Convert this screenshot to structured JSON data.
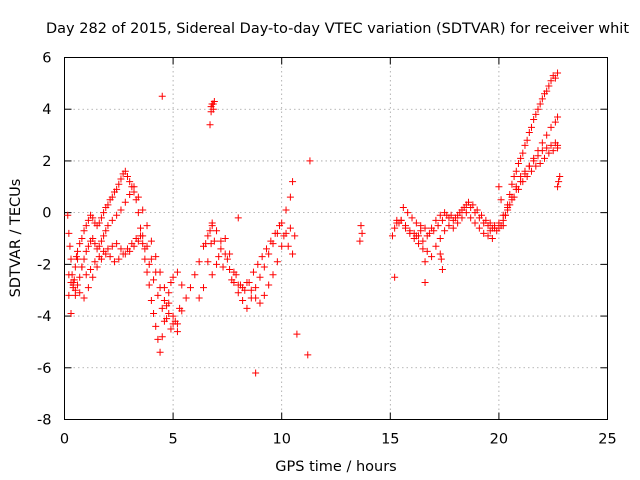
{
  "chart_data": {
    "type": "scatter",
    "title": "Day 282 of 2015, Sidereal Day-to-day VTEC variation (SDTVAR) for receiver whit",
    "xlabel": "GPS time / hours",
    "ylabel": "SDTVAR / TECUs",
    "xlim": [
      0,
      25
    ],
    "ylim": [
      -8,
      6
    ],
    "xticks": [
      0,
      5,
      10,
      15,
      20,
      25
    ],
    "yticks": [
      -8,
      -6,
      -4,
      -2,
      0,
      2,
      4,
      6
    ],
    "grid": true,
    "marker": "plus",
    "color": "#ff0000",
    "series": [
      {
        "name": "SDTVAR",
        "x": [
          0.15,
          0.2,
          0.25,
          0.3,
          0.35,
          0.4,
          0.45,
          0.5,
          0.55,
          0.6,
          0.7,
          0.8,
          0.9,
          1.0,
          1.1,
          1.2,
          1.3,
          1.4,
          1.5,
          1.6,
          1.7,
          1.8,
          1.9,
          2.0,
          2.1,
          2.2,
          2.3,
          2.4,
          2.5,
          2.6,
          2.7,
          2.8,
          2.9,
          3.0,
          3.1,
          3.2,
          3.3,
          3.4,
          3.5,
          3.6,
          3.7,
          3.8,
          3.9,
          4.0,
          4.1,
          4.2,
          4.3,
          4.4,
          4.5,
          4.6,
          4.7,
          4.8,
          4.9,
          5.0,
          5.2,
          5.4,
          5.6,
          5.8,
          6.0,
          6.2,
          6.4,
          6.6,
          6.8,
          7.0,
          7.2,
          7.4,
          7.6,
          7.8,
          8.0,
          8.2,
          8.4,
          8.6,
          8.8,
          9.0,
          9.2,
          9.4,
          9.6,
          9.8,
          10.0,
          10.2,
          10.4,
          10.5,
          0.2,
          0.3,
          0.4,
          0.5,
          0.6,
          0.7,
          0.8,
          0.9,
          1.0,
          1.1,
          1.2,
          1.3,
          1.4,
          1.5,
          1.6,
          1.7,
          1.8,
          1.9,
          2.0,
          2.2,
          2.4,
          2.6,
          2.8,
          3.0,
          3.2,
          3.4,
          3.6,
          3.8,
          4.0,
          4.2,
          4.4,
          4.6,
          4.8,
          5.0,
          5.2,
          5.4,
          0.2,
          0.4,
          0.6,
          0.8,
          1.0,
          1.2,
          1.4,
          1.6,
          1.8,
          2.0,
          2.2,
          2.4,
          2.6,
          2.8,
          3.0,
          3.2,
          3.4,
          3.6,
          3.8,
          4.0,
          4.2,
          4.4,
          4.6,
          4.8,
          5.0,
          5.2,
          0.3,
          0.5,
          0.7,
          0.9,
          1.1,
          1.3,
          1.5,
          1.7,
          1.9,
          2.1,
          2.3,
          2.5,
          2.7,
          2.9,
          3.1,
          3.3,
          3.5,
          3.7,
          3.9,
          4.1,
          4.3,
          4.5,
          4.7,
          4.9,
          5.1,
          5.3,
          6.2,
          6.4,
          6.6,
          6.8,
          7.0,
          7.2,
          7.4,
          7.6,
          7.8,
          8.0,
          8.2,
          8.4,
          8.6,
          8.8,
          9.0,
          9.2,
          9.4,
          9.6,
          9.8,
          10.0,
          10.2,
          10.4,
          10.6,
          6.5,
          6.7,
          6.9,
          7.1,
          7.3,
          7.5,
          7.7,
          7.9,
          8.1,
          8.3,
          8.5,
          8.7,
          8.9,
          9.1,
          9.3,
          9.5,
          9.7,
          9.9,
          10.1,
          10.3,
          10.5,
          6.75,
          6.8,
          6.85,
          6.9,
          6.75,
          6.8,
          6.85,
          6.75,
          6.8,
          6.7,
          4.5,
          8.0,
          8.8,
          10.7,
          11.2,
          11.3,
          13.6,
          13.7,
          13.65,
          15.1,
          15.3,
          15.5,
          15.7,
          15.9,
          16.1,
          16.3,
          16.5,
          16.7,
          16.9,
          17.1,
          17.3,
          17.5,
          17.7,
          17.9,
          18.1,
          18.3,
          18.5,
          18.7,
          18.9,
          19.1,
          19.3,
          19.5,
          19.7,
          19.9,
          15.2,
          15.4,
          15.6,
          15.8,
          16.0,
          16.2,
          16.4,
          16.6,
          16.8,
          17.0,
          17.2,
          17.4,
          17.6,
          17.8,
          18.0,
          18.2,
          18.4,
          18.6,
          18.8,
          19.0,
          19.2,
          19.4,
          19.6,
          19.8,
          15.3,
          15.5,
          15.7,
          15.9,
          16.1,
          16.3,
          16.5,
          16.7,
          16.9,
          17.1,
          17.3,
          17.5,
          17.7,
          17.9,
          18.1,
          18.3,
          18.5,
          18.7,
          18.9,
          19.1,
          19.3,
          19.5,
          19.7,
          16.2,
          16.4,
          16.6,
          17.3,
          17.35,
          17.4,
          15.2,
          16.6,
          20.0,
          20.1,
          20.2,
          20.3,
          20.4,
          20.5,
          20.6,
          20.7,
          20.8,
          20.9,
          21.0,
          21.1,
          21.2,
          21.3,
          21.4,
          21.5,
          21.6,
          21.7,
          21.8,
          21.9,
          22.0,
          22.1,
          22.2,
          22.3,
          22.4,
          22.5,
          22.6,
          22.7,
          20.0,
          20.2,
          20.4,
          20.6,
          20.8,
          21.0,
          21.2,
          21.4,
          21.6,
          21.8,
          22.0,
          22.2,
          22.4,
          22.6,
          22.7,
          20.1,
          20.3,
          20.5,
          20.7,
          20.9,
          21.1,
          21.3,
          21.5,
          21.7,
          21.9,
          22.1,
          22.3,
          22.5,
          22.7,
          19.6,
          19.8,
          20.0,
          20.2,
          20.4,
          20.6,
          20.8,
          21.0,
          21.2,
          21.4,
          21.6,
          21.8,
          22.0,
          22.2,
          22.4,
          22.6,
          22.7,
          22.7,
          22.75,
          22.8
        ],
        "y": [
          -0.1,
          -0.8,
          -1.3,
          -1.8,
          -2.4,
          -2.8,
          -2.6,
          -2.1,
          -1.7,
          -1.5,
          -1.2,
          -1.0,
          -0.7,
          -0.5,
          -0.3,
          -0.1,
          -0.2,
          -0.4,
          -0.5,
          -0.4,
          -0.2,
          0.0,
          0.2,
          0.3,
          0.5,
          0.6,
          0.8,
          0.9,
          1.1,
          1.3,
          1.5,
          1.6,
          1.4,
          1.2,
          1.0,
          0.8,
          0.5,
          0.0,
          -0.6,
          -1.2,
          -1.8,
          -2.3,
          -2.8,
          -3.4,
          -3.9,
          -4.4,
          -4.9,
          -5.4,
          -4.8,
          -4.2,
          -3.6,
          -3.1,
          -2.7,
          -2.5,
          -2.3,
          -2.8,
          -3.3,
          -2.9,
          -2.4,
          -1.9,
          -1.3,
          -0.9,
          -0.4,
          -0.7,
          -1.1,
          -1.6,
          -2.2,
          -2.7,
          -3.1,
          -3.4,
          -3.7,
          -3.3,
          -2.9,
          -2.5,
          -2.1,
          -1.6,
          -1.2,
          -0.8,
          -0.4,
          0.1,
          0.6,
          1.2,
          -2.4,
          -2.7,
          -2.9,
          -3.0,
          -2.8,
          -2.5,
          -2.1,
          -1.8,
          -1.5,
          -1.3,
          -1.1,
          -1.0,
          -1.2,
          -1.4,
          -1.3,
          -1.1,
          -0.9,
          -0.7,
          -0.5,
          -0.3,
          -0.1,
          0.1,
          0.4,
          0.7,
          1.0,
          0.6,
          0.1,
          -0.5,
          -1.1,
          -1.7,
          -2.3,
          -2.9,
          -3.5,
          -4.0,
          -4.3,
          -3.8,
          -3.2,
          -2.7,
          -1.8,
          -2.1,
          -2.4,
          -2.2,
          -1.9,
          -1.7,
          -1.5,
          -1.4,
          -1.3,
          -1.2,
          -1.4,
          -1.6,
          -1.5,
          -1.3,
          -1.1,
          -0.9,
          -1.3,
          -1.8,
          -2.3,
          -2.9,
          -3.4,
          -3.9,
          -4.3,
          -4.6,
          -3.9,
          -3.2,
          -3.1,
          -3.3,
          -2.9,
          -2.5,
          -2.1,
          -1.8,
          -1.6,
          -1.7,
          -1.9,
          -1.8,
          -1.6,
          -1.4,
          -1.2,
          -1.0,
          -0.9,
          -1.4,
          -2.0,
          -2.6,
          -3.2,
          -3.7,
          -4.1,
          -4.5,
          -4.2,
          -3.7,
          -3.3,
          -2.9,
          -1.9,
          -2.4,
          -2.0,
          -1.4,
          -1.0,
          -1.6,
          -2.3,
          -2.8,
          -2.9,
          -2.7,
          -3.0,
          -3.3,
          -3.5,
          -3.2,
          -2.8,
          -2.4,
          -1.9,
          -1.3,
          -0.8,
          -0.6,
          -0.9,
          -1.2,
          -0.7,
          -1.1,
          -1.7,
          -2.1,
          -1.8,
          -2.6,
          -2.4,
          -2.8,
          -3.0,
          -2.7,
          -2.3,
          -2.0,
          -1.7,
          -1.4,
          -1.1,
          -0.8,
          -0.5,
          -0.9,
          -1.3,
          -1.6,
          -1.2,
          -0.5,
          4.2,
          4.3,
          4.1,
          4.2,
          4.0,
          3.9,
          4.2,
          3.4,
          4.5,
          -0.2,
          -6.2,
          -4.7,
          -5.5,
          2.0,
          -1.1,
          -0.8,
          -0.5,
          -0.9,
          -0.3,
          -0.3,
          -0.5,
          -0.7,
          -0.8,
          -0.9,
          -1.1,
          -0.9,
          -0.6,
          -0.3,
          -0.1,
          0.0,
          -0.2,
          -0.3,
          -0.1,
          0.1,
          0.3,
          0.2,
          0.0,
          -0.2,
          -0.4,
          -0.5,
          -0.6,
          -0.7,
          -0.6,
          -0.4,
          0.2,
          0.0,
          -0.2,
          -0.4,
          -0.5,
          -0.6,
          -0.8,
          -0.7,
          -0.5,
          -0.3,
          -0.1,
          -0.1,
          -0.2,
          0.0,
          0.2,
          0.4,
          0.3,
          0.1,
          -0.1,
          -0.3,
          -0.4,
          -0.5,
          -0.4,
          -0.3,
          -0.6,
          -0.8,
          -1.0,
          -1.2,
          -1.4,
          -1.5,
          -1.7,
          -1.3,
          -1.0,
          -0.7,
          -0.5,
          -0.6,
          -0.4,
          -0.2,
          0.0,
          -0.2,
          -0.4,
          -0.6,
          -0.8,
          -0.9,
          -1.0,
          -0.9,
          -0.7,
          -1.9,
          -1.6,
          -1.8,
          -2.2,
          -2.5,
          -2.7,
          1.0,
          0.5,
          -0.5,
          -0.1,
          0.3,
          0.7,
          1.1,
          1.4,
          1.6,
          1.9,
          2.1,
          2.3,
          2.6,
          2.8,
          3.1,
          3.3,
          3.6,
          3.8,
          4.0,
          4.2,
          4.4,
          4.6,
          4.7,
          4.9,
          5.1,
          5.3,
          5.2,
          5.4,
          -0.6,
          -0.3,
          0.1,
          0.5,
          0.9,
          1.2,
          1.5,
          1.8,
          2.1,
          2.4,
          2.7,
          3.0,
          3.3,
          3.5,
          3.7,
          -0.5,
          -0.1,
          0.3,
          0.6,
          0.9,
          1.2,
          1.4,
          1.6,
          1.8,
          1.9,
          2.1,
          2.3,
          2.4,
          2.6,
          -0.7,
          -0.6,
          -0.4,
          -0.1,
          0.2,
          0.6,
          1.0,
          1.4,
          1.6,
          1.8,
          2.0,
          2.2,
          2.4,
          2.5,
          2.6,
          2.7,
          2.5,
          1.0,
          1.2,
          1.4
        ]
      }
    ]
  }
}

What you have to do:
All lines of the data above that include the word "SDTVAR" must be shown.

The result:
    "title": "Day 282 of 2015, Sidereal Day-to-day VTEC variation (SDTVAR) for receiver whit",
    "ylabel": "SDTVAR / TECUs",
        "name": "SDTVAR",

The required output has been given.